Objective: From the entries below, please gather each line containing the string "vivienda".

Supplied records:
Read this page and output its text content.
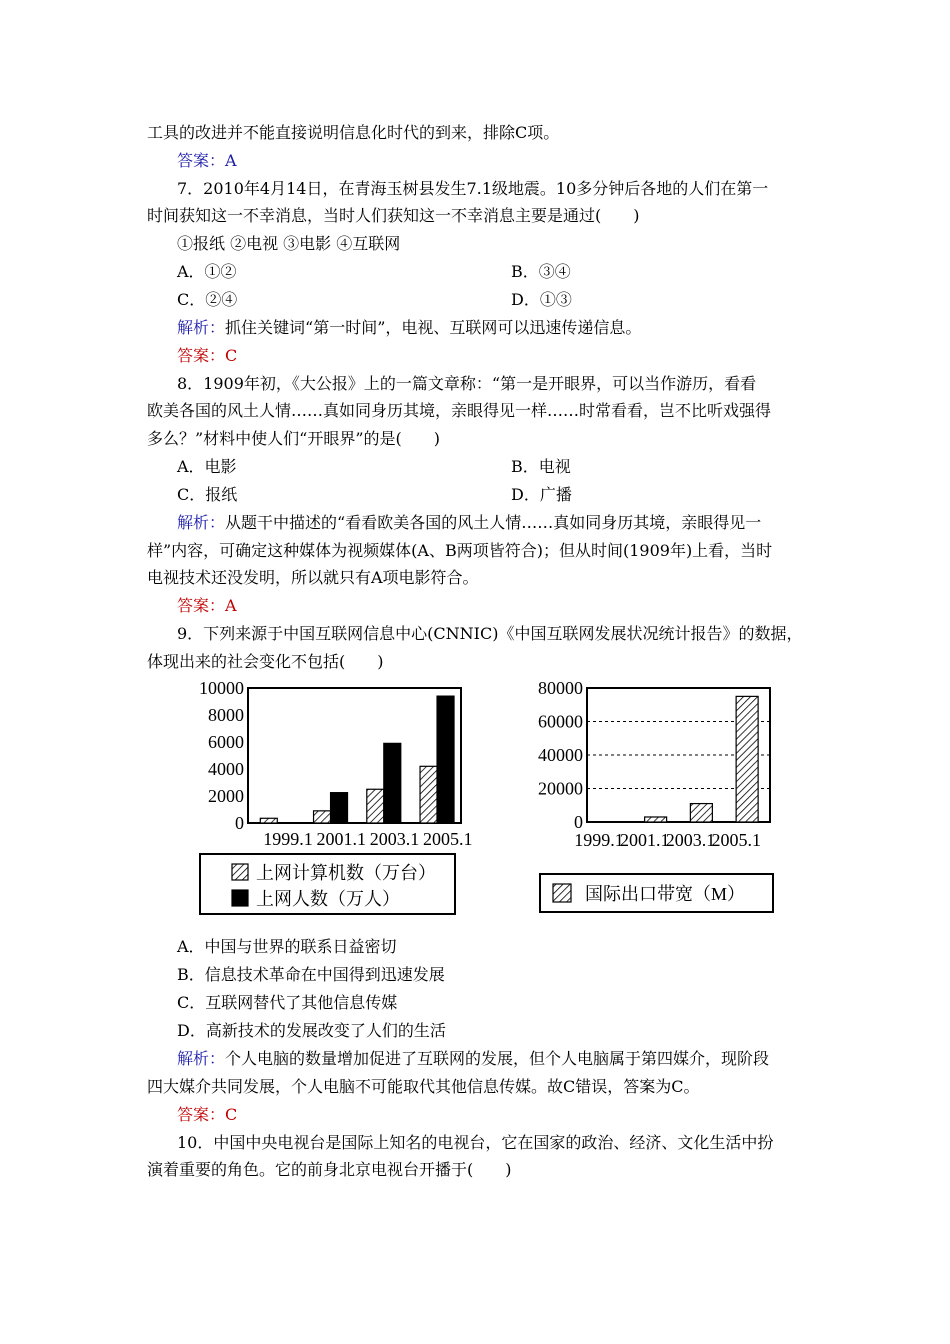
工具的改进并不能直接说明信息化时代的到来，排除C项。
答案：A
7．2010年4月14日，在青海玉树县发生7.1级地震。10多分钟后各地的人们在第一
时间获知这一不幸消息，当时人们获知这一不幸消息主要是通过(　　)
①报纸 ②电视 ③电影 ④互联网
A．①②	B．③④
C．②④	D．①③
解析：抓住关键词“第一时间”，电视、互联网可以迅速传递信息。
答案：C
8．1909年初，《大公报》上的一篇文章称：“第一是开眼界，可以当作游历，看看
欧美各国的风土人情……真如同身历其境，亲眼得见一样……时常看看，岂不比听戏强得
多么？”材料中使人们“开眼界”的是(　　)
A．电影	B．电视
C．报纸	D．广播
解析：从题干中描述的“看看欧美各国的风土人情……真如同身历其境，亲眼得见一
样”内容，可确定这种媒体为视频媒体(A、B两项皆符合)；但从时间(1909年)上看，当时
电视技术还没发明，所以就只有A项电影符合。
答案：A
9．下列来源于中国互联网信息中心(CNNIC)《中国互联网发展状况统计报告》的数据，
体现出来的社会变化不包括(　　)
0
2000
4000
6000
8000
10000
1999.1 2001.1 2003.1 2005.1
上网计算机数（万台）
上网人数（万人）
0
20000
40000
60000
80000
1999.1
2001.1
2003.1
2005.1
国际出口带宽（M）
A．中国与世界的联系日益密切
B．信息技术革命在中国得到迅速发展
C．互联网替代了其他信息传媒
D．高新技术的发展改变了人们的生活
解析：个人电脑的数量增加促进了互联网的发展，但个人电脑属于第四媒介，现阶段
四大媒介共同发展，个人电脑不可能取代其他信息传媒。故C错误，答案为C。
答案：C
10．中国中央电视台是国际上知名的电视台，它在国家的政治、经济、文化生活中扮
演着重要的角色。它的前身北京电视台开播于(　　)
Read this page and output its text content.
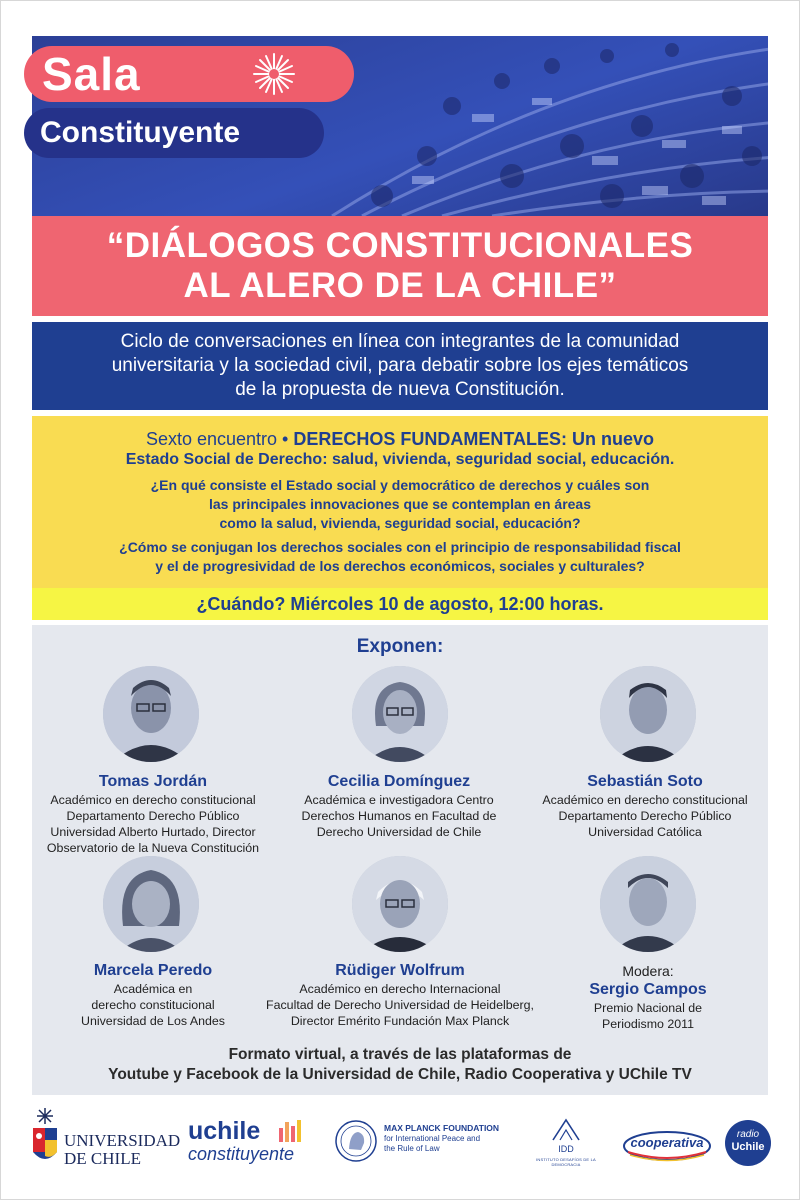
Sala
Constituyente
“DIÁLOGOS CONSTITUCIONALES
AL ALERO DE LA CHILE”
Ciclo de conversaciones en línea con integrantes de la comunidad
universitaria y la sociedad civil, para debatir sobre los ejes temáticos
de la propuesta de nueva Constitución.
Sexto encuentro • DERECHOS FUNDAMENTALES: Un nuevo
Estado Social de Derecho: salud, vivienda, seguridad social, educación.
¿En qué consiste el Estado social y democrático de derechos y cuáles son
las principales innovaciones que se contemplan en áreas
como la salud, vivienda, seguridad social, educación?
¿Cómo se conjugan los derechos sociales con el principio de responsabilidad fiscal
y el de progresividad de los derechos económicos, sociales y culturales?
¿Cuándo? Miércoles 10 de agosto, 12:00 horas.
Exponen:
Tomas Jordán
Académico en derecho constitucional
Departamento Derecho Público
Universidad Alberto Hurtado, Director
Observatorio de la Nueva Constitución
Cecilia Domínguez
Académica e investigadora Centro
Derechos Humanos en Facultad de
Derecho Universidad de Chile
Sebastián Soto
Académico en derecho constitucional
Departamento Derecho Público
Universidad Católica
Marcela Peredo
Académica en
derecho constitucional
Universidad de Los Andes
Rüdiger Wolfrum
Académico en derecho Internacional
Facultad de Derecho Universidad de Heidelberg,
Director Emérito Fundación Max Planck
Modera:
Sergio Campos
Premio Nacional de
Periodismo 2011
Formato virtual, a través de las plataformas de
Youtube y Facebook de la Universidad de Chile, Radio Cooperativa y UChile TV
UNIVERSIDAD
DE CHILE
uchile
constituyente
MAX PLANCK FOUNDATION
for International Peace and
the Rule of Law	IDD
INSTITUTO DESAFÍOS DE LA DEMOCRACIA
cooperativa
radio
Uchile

Worked answer:
Estado Social de Derecho: salud, vivienda, seguridad social, educación.
como la salud, vivienda, seguridad social, educación?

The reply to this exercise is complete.